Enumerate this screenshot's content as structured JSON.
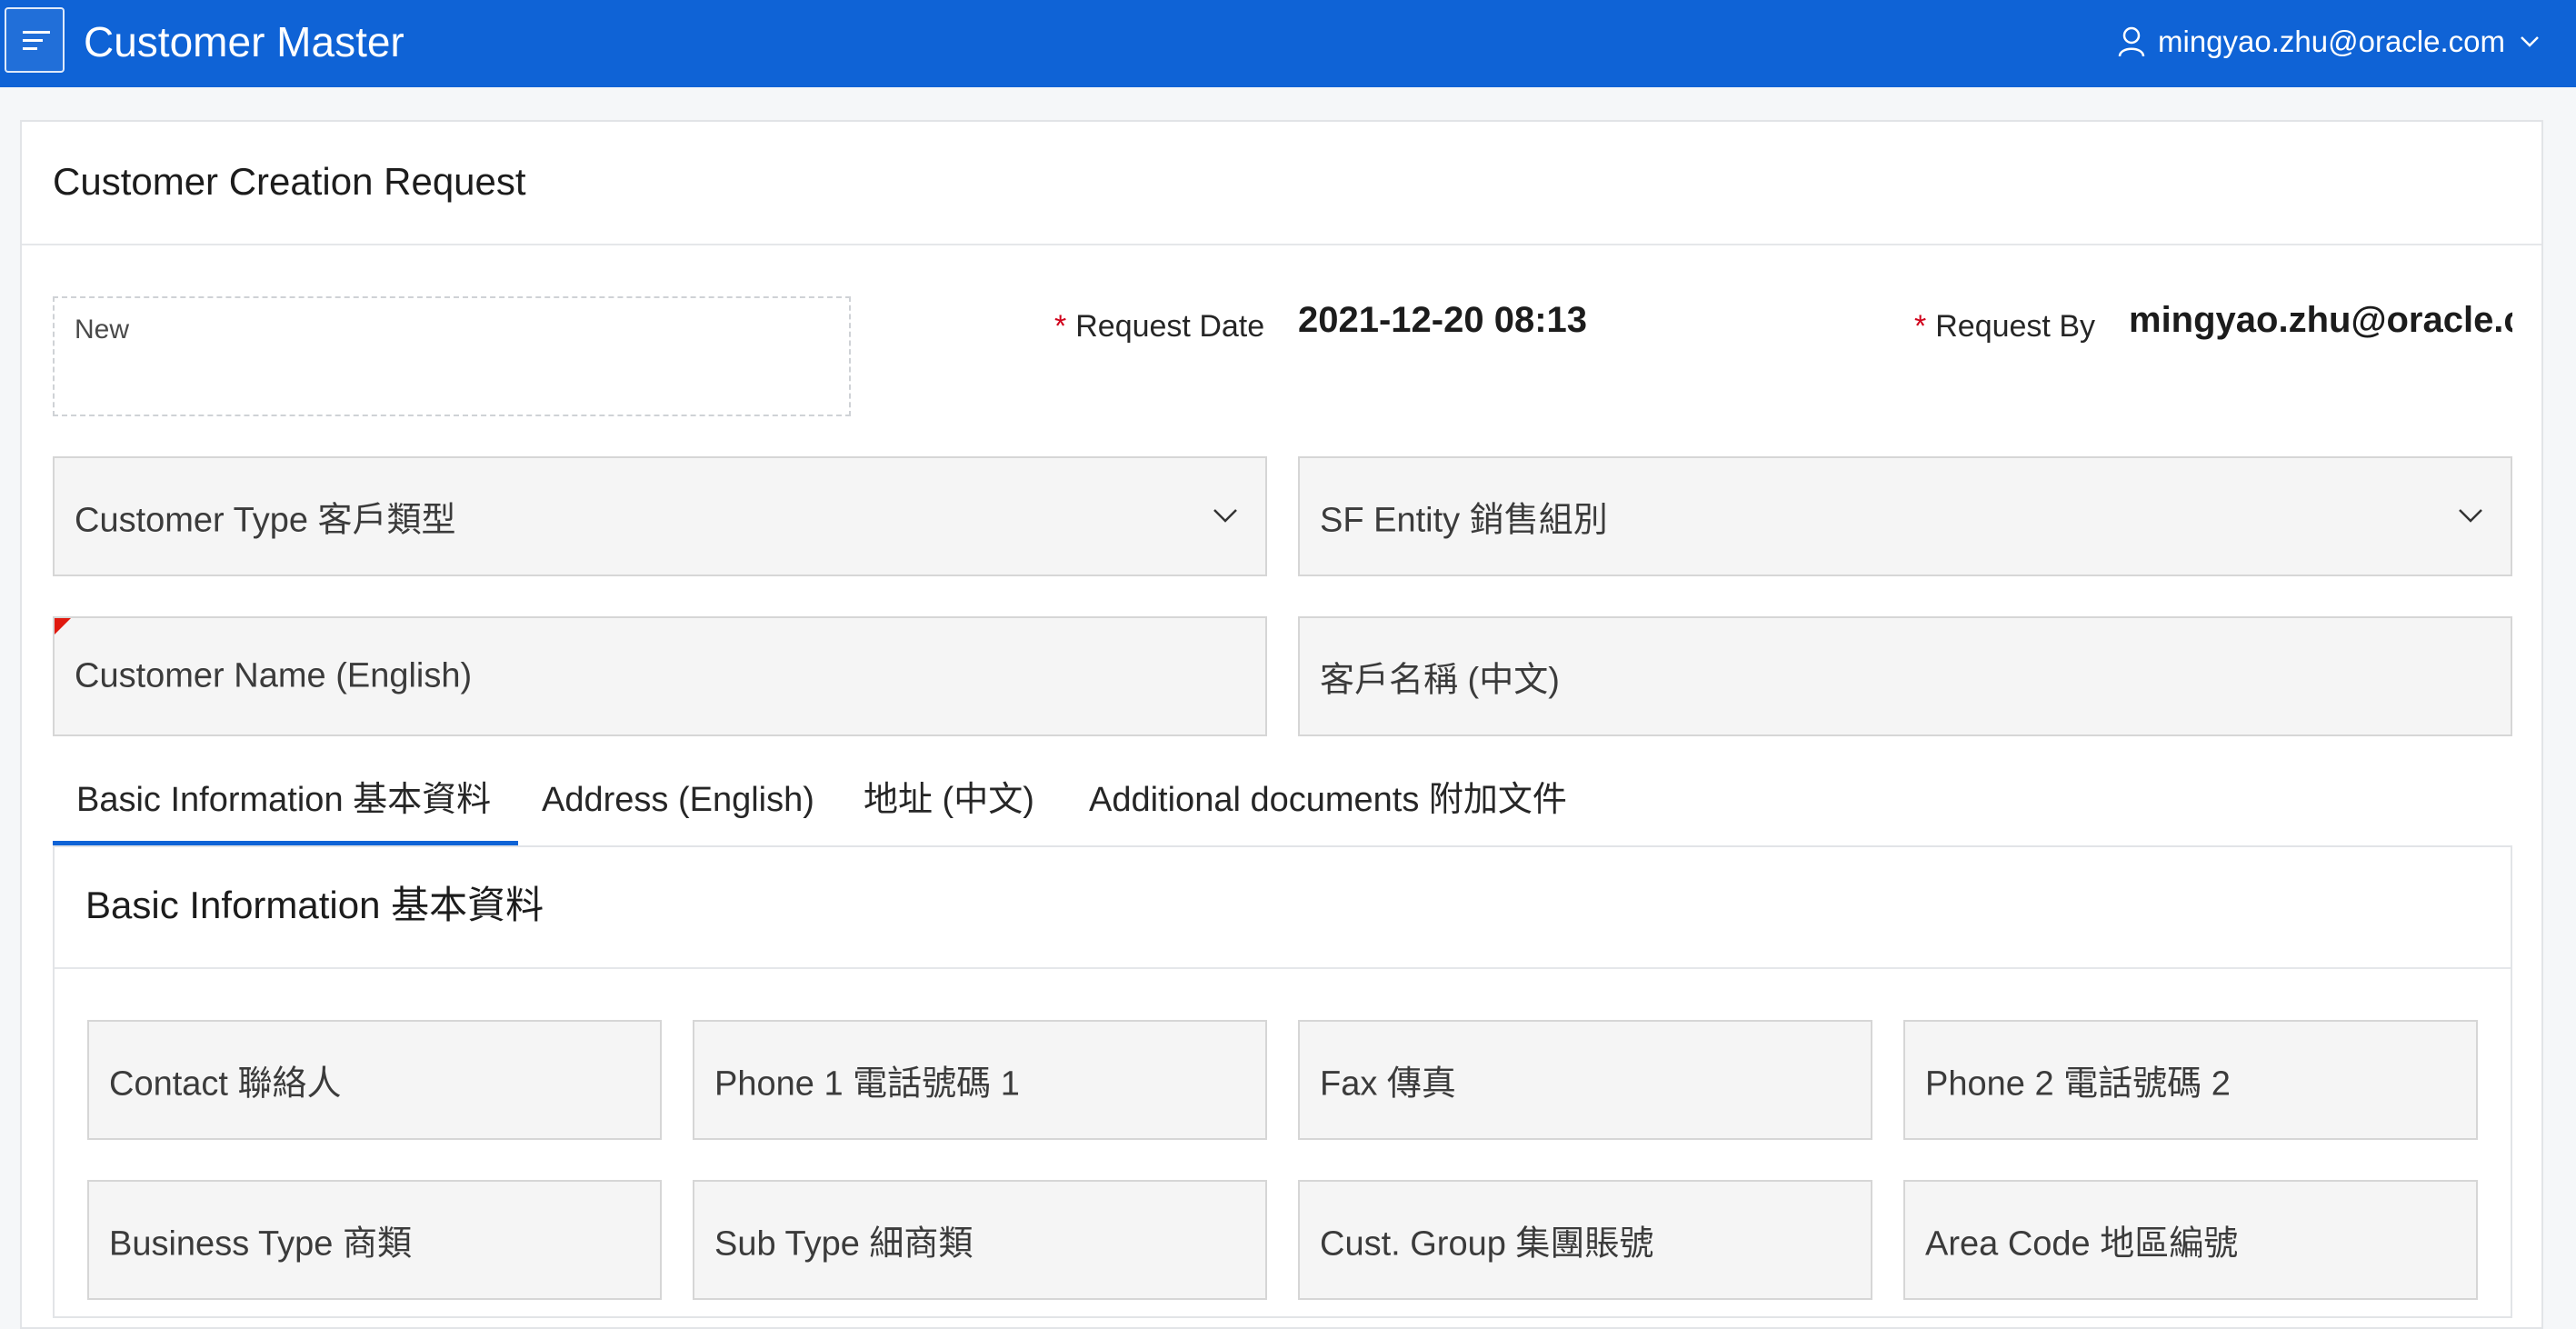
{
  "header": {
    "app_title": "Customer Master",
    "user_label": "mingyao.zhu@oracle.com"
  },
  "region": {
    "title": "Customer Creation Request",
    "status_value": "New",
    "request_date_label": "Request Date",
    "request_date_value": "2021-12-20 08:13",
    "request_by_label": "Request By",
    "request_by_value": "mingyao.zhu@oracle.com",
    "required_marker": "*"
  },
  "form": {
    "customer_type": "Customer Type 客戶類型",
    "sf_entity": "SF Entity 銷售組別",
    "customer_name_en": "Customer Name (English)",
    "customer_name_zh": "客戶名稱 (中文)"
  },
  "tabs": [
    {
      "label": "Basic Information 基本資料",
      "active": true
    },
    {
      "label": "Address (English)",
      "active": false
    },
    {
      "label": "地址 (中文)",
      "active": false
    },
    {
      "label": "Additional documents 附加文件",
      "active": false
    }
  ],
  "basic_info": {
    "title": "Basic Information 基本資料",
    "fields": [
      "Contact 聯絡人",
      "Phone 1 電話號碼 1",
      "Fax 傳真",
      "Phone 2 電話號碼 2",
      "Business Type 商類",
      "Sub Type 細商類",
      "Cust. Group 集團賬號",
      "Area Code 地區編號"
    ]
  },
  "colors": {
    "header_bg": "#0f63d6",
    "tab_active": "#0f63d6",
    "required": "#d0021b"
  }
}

====

TASK TO CARRY OUT:
Copy out all the entries exactly. Images stay out of the copy.

EXERCISE OUTPUT:
Enumerate this screenshot's content as structured JSON.
{
  "header": {
    "app_title": "Customer Master",
    "user_label": "mingyao.zhu@oracle.com"
  },
  "region": {
    "title": "Customer Creation Request",
    "status_value": "New",
    "request_date_label": "Request Date",
    "request_date_value": "2021-12-20 08:13",
    "request_by_label": "Request By",
    "request_by_value": "mingyao.zhu@oracle.com",
    "required_marker": "*"
  },
  "form": {
    "customer_type": "Customer Type 客戶類型",
    "sf_entity": "SF Entity 銷售組別",
    "customer_name_en": "Customer Name (English)",
    "customer_name_zh": "客戶名稱 (中文)"
  },
  "tabs": [
    {
      "label": "Basic Information 基本資料",
      "active": true
    },
    {
      "label": "Address (English)",
      "active": false
    },
    {
      "label": "地址 (中文)",
      "active": false
    },
    {
      "label": "Additional documents 附加文件",
      "active": false
    }
  ],
  "basic_info": {
    "title": "Basic Information 基本資料",
    "fields": [
      "Contact 聯絡人",
      "Phone 1 電話號碼 1",
      "Fax 傳真",
      "Phone 2 電話號碼 2",
      "Business Type 商類",
      "Sub Type 細商類",
      "Cust. Group 集團賬號",
      "Area Code 地區編號"
    ]
  },
  "colors": {
    "header_bg": "#0f63d6",
    "tab_active": "#0f63d6",
    "required": "#d0021b"
  }
}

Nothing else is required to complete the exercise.